◆ **Instructions for the task**: Select, from the material below, each line with "réalisée" in it.

Stored dataset items
————
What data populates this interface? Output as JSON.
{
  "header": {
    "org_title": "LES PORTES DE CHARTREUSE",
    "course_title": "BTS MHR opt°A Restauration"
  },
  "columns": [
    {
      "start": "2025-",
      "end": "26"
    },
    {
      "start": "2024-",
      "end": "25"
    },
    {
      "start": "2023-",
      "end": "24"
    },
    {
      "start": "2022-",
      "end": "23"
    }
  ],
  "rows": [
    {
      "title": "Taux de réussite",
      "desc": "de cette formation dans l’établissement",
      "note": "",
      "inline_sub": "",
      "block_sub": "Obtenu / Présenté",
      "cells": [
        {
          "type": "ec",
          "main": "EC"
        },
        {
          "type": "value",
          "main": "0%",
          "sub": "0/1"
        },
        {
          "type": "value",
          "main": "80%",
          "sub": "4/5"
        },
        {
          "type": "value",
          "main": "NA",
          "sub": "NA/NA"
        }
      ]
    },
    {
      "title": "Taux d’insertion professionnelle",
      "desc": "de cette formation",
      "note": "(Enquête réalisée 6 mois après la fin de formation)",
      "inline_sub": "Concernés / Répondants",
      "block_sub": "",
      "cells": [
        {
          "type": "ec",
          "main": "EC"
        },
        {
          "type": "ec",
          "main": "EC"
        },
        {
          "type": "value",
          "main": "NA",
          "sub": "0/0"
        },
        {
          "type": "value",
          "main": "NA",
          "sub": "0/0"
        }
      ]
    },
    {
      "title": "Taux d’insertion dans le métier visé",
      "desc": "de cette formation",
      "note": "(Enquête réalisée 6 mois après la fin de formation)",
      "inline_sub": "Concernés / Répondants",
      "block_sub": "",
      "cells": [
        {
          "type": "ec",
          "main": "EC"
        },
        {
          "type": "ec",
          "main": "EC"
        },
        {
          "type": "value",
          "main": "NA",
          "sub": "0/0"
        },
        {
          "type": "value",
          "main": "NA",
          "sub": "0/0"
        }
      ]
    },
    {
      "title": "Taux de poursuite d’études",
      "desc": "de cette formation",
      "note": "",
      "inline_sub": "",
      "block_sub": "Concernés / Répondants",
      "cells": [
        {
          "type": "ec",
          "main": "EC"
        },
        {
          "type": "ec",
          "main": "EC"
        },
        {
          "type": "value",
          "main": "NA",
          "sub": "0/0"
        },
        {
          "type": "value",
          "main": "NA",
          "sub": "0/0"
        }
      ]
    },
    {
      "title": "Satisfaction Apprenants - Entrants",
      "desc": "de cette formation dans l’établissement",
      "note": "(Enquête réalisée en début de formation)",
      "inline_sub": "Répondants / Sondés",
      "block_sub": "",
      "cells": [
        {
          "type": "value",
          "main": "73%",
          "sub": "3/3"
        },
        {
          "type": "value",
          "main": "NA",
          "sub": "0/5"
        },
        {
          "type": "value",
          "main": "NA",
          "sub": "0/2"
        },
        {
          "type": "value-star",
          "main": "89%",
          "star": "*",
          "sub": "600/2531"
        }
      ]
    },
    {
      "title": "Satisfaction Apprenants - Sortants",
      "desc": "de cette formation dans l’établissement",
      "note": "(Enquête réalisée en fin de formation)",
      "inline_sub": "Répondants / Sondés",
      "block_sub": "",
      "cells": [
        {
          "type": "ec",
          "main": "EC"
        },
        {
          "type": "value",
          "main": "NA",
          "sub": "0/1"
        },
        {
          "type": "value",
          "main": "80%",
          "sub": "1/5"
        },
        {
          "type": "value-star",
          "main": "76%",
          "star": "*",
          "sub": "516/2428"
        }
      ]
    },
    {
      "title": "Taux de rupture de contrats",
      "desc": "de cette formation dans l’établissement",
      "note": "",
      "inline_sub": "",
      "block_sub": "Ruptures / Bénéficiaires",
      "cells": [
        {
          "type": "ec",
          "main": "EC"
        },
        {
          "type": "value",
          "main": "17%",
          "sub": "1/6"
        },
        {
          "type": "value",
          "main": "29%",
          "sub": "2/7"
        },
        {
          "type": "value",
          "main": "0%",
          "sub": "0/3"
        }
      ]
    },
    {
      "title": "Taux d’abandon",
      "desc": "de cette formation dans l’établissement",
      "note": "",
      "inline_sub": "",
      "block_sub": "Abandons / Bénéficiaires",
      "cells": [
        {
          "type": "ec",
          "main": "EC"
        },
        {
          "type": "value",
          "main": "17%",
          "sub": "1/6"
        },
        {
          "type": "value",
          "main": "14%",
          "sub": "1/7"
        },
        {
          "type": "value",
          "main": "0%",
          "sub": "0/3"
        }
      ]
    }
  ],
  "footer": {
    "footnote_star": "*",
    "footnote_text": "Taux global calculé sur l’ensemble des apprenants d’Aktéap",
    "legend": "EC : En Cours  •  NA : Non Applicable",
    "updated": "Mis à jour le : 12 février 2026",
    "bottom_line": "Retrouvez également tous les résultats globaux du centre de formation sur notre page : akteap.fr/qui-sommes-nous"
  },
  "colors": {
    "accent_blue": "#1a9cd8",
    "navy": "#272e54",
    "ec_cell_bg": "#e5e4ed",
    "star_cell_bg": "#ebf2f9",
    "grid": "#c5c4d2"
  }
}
————
◆ **Expected answer**:
      "note": "(Enquête réalisée 6 mois après la fin de formation)",
      "note": "(Enquête réalisée 6 mois après la fin de formation)",
      "note": "(Enquête réalisée en début de formation)",
      "note": "(Enquête réalisée en fin de formation)",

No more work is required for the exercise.